Document layout detection data:
------------
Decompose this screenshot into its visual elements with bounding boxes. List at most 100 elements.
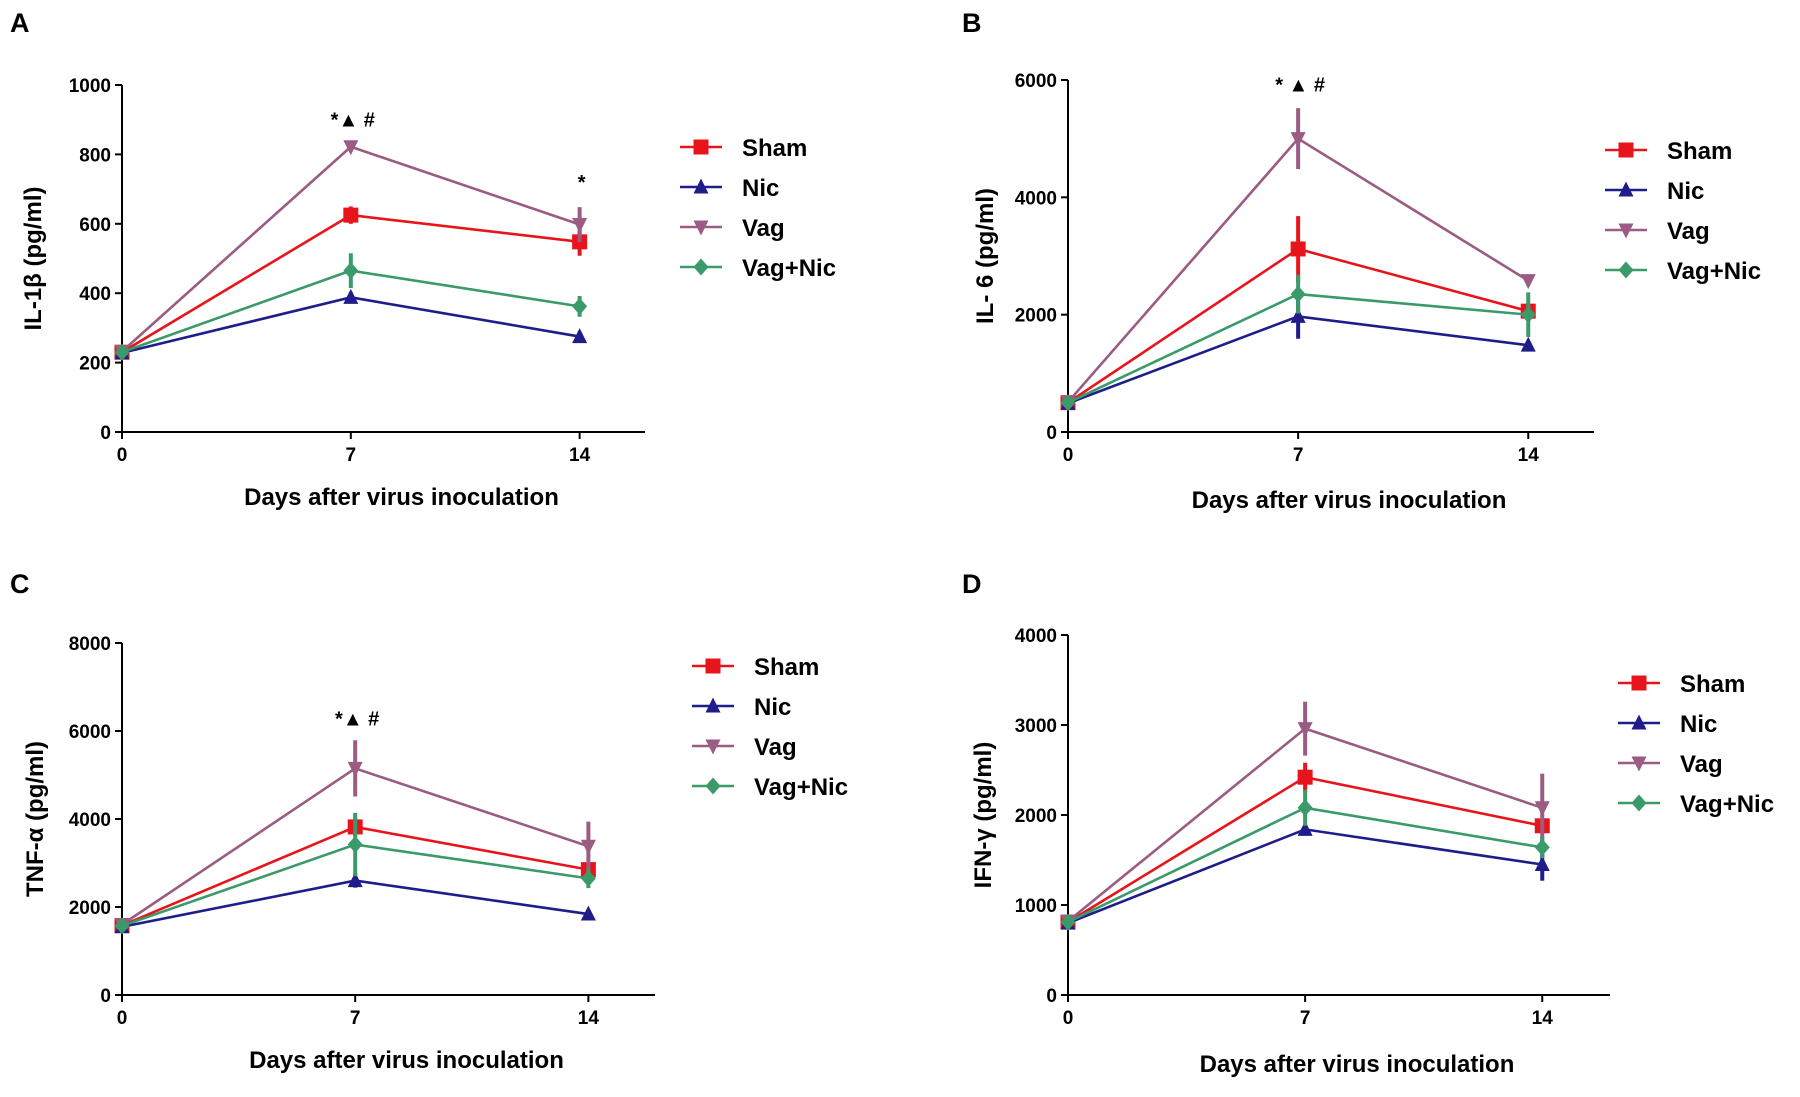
data-point-d-vag-2 <box>1534 801 1550 817</box>
legend-marker-a-sham <box>693 139 709 155</box>
series-line-a-vag <box>121 145 581 353</box>
y-tick-label-d-0: 0 <box>1046 986 1057 1007</box>
series-c-vag-nic <box>114 812 596 935</box>
legend-label-b-vag: Vag <box>1667 218 1710 245</box>
y-tick-label-b-0: 0 <box>1046 423 1057 444</box>
legend-marker-d-nic <box>1631 714 1647 730</box>
legend-marker-b-nic <box>1618 181 1634 197</box>
x-tick-label-a-0: 0 <box>117 445 128 466</box>
x-axis-label-a: Days after virus inoculation <box>244 484 559 511</box>
x-tick-label-c-0: 0 <box>117 1008 128 1029</box>
y-tick-label-b-3: 6000 <box>1015 71 1057 92</box>
data-point-a-vag-nic-0 <box>114 343 130 361</box>
panel-letter-b: B <box>962 8 982 38</box>
legend-c: Sham Nic Vag Vag+Nic <box>692 654 848 801</box>
legend-marker-b-sham <box>1618 142 1634 158</box>
y-tick-label-c-3: 6000 <box>69 722 111 743</box>
legend-b: Sham Nic Vag Vag+Nic <box>1605 138 1761 285</box>
legend-label-d-vag-nic: Vag+Nic <box>1680 791 1774 818</box>
y-tick-label-c-4: 8000 <box>69 634 111 655</box>
legend-label-c-vag-nic: Vag+Nic <box>754 774 848 801</box>
y-tick-label-c-1: 2000 <box>69 898 111 919</box>
legend-label-a-vag: Vag <box>742 215 785 242</box>
series-d-sham <box>1060 762 1550 930</box>
data-point-d-vag-nic-2 <box>1534 838 1550 856</box>
data-point-d-vag-1 <box>1297 722 1313 738</box>
data-point-a-vag-nic-1 <box>343 262 359 280</box>
y-tick-label-b-2: 4000 <box>1015 188 1057 209</box>
y-axis-label-d: IFN-γ (pg/ml) <box>970 742 997 889</box>
legend-label-a-vag-nic: Vag+Nic <box>742 255 836 282</box>
legend-marker-d-vag-nic <box>1631 794 1647 812</box>
y-axis-label-b: IL- 6 (pg/ml) <box>972 188 999 324</box>
y-tick-label-d-2: 2000 <box>1015 806 1057 827</box>
data-point-a-sham-1 <box>343 207 359 223</box>
legend-label-c-nic: Nic <box>754 694 791 721</box>
significance-annotation-a-0: *▲ # <box>331 110 375 132</box>
y-tick-label-a-4: 800 <box>79 145 111 166</box>
data-point-b-vag-2 <box>1520 274 1536 290</box>
significance-annotation-a-1: * <box>578 172 586 194</box>
data-point-d-nic-2 <box>1534 856 1550 871</box>
data-point-c-vag-2 <box>580 839 596 855</box>
legend-marker-a-vag <box>693 220 709 236</box>
legend-marker-c-nic <box>705 697 721 713</box>
series-b-vag-nic <box>1060 274 1536 412</box>
panel-b: B 0 2000 4000 6000 0 7 14 Days after virus inocu… <box>962 8 1761 514</box>
legend-a: Sham Nic Vag Vag+Nic <box>680 135 836 282</box>
panel-letter-d: D <box>962 569 982 599</box>
y-tick-label-a-2: 400 <box>79 284 111 305</box>
y-tick-label-d-4: 4000 <box>1015 626 1057 647</box>
series-d-vag-nic <box>1060 789 1550 931</box>
legend-marker-d-vag <box>1631 756 1647 772</box>
data-point-c-vag-1 <box>347 761 363 777</box>
data-point-c-vag-nic-0 <box>114 917 130 935</box>
data-point-a-nic-2 <box>572 328 588 344</box>
y-tick-label-d-1: 1000 <box>1015 896 1057 917</box>
y-axis-label-c: TNF-α (pg/ml) <box>22 741 49 897</box>
panel-d: D 0 1000 2000 3000 4000 0 7 14 Days after virus i… <box>962 569 1774 1078</box>
legend-label-c-sham: Sham <box>754 654 819 681</box>
data-point-b-vag-nic-1 <box>1290 285 1306 303</box>
data-point-d-vag-nic-1 <box>1297 799 1313 817</box>
y-axis-label-a: IL-1β (pg/ml) <box>20 187 47 331</box>
legend-label-a-nic: Nic <box>742 175 779 202</box>
y-tick-label-a-1: 200 <box>79 354 111 375</box>
data-point-b-vag-nic-2 <box>1520 306 1536 324</box>
data-point-a-vag-2 <box>572 217 588 233</box>
panel-c: C 0 2000 4000 6000 8000 0 7 14 Days after virus i… <box>10 569 848 1074</box>
legend-marker-c-vag <box>705 739 721 755</box>
legend-label-d-sham: Sham <box>1680 671 1745 698</box>
legend-marker-c-vag-nic <box>705 777 721 795</box>
series-line-a-nic <box>121 296 580 355</box>
data-point-a-vag-nic-2 <box>572 297 588 315</box>
series-a-vag-nic <box>114 253 588 361</box>
x-axis-label-b: Days after virus inoculation <box>1192 487 1507 514</box>
y-tick-label-a-3: 600 <box>79 215 111 236</box>
y-tick-label-c-0: 0 <box>100 986 111 1007</box>
y-tick-label-d-3: 3000 <box>1015 716 1057 737</box>
data-point-a-nic-1 <box>343 288 359 304</box>
panel-letter-c: C <box>10 569 30 599</box>
series-a-nic <box>114 288 588 360</box>
data-point-b-nic-1 <box>1290 307 1306 323</box>
legend-marker-a-vag-nic <box>693 258 709 276</box>
data-point-c-nic-2 <box>580 905 596 921</box>
series-line-d-nic <box>1067 828 1543 925</box>
y-tick-label-a-5: 1000 <box>69 76 111 97</box>
x-tick-label-c-1: 7 <box>350 1008 361 1029</box>
data-point-d-nic-1 <box>1297 820 1313 836</box>
x-tick-label-d-0: 0 <box>1063 1008 1074 1029</box>
x-tick-label-a-1: 7 <box>346 445 357 466</box>
legend-marker-c-sham <box>705 658 721 674</box>
x-tick-label-b-0: 0 <box>1063 445 1074 466</box>
panel-a: A 0 200 400 600 800 1000 0 7 14 Days after virus i… <box>10 8 836 511</box>
data-point-b-vag-nic-0 <box>1060 394 1076 412</box>
significance-annotation-c-0: *▲ # <box>335 709 379 731</box>
legend-d: Sham Nic Vag Vag+Nic <box>1618 671 1774 818</box>
legend-label-d-nic: Nic <box>1680 711 1717 738</box>
data-point-c-nic-1 <box>347 872 363 888</box>
legend-marker-b-vag <box>1618 223 1634 239</box>
legend-marker-a-nic <box>693 178 709 194</box>
legend-label-b-vag-nic: Vag+Nic <box>1667 258 1761 285</box>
------------
■ **Prompt**
Give the records again exactly, minus the pictures.

■ **Expected output**
Decompose this screenshot into its visual elements with bounding boxes. List at most 100 elements.
data-point-d-vag-2 <box>1534 801 1550 817</box>
legend-marker-a-sham <box>693 139 709 155</box>
series-line-a-vag <box>121 145 581 353</box>
y-tick-label-d-0: 0 <box>1046 986 1057 1007</box>
series-c-vag-nic <box>114 812 596 935</box>
legend-label-b-vag: Vag <box>1667 218 1710 245</box>
y-tick-label-b-0: 0 <box>1046 423 1057 444</box>
legend-marker-d-nic <box>1631 714 1647 730</box>
legend-marker-b-nic <box>1618 181 1634 197</box>
x-tick-label-a-0: 0 <box>117 445 128 466</box>
x-axis-label-a: Days after virus inoculation <box>244 484 559 511</box>
x-tick-label-c-0: 0 <box>117 1008 128 1029</box>
y-tick-label-b-3: 6000 <box>1015 71 1057 92</box>
data-point-a-vag-nic-0 <box>114 343 130 361</box>
panel-letter-b: B <box>962 8 982 38</box>
legend-c: Sham Nic Vag Vag+Nic <box>692 654 848 801</box>
legend-marker-b-sham <box>1618 142 1634 158</box>
y-tick-label-c-3: 6000 <box>69 722 111 743</box>
legend-b: Sham Nic Vag Vag+Nic <box>1605 138 1761 285</box>
legend-label-d-vag-nic: Vag+Nic <box>1680 791 1774 818</box>
y-tick-label-c-4: 8000 <box>69 634 111 655</box>
legend-label-c-vag-nic: Vag+Nic <box>754 774 848 801</box>
y-tick-label-c-1: 2000 <box>69 898 111 919</box>
legend-label-a-vag: Vag <box>742 215 785 242</box>
series-d-sham <box>1060 762 1550 930</box>
data-point-d-vag-nic-2 <box>1534 838 1550 856</box>
data-point-d-vag-1 <box>1297 722 1313 738</box>
data-point-a-vag-nic-1 <box>343 262 359 280</box>
y-tick-label-b-2: 4000 <box>1015 188 1057 209</box>
y-axis-label-d: IFN-γ (pg/ml) <box>970 742 997 889</box>
legend-label-a-vag-nic: Vag+Nic <box>742 255 836 282</box>
legend-marker-d-vag-nic <box>1631 794 1647 812</box>
y-axis-label-b: IL- 6 (pg/ml) <box>972 188 999 324</box>
y-tick-label-d-2: 2000 <box>1015 806 1057 827</box>
data-point-a-sham-1 <box>343 207 359 223</box>
legend-label-c-nic: Nic <box>754 694 791 721</box>
significance-annotation-a-0: *▲ # <box>331 110 375 132</box>
y-tick-label-a-4: 800 <box>79 145 111 166</box>
data-point-b-vag-2 <box>1520 274 1536 290</box>
significance-annotation-a-1: * <box>578 172 586 194</box>
data-point-d-nic-2 <box>1534 856 1550 871</box>
data-point-c-vag-2 <box>580 839 596 855</box>
legend-marker-a-vag <box>693 220 709 236</box>
legend-marker-c-nic <box>705 697 721 713</box>
series-b-vag-nic <box>1060 274 1536 412</box>
panel-b: B 0 2000 4000 6000 0 7 14 Days after virus inocu… <box>962 8 1761 514</box>
legend-a: Sham Nic Vag Vag+Nic <box>680 135 836 282</box>
panel-letter-d: D <box>962 569 982 599</box>
y-tick-label-a-2: 400 <box>79 284 111 305</box>
y-tick-label-d-4: 4000 <box>1015 626 1057 647</box>
series-d-vag-nic <box>1060 789 1550 931</box>
legend-marker-d-vag <box>1631 756 1647 772</box>
data-point-c-vag-1 <box>347 761 363 777</box>
data-point-c-vag-nic-0 <box>114 917 130 935</box>
data-point-a-nic-2 <box>572 328 588 344</box>
y-tick-label-d-1: 1000 <box>1015 896 1057 917</box>
y-axis-label-c: TNF-α (pg/ml) <box>22 741 49 897</box>
panel-d: D 0 1000 2000 3000 4000 0 7 14 Days after virus i… <box>962 569 1774 1078</box>
legend-label-c-sham: Sham <box>754 654 819 681</box>
data-point-b-vag-nic-1 <box>1290 285 1306 303</box>
data-point-d-vag-nic-1 <box>1297 799 1313 817</box>
y-axis-label-a: IL-1β (pg/ml) <box>20 187 47 331</box>
legend-label-a-nic: Nic <box>742 175 779 202</box>
y-tick-label-a-1: 200 <box>79 354 111 375</box>
data-point-b-vag-nic-2 <box>1520 306 1536 324</box>
data-point-a-vag-2 <box>572 217 588 233</box>
panel-c: C 0 2000 4000 6000 8000 0 7 14 Days after virus i… <box>10 569 848 1074</box>
legend-marker-c-vag <box>705 739 721 755</box>
legend-label-d-sham: Sham <box>1680 671 1745 698</box>
legend-marker-c-vag-nic <box>705 777 721 795</box>
series-line-a-nic <box>121 296 580 355</box>
data-point-a-vag-nic-2 <box>572 297 588 315</box>
series-a-vag-nic <box>114 253 588 361</box>
x-axis-label-b: Days after virus inoculation <box>1192 487 1507 514</box>
y-tick-label-a-3: 600 <box>79 215 111 236</box>
y-tick-label-c-0: 0 <box>100 986 111 1007</box>
y-tick-label-d-3: 3000 <box>1015 716 1057 737</box>
data-point-a-nic-1 <box>343 288 359 304</box>
panel-letter-c: C <box>10 569 30 599</box>
series-a-nic <box>114 288 588 360</box>
data-point-b-nic-1 <box>1290 307 1306 323</box>
legend-marker-a-vag-nic <box>693 258 709 276</box>
data-point-c-nic-2 <box>580 905 596 921</box>
series-line-d-nic <box>1067 828 1543 925</box>
y-tick-label-a-5: 1000 <box>69 76 111 97</box>
x-tick-label-c-1: 7 <box>350 1008 361 1029</box>
data-point-d-nic-1 <box>1297 820 1313 836</box>
x-tick-label-d-0: 0 <box>1063 1008 1074 1029</box>
x-tick-label-a-1: 7 <box>346 445 357 466</box>
legend-marker-c-sham <box>705 658 721 674</box>
x-tick-label-b-0: 0 <box>1063 445 1074 466</box>
panel-a: A 0 200 400 600 800 1000 0 7 14 Days after virus i… <box>10 8 836 511</box>
data-point-b-vag-nic-0 <box>1060 394 1076 412</box>
significance-annotation-c-0: *▲ # <box>335 709 379 731</box>
legend-d: Sham Nic Vag Vag+Nic <box>1618 671 1774 818</box>
legend-label-d-nic: Nic <box>1680 711 1717 738</box>
data-point-c-nic-1 <box>347 872 363 888</box>
legend-marker-b-vag <box>1618 223 1634 239</box>
legend-marker-a-nic <box>693 178 709 194</box>
legend-label-b-vag-nic: Vag+Nic <box>1667 258 1761 285</box>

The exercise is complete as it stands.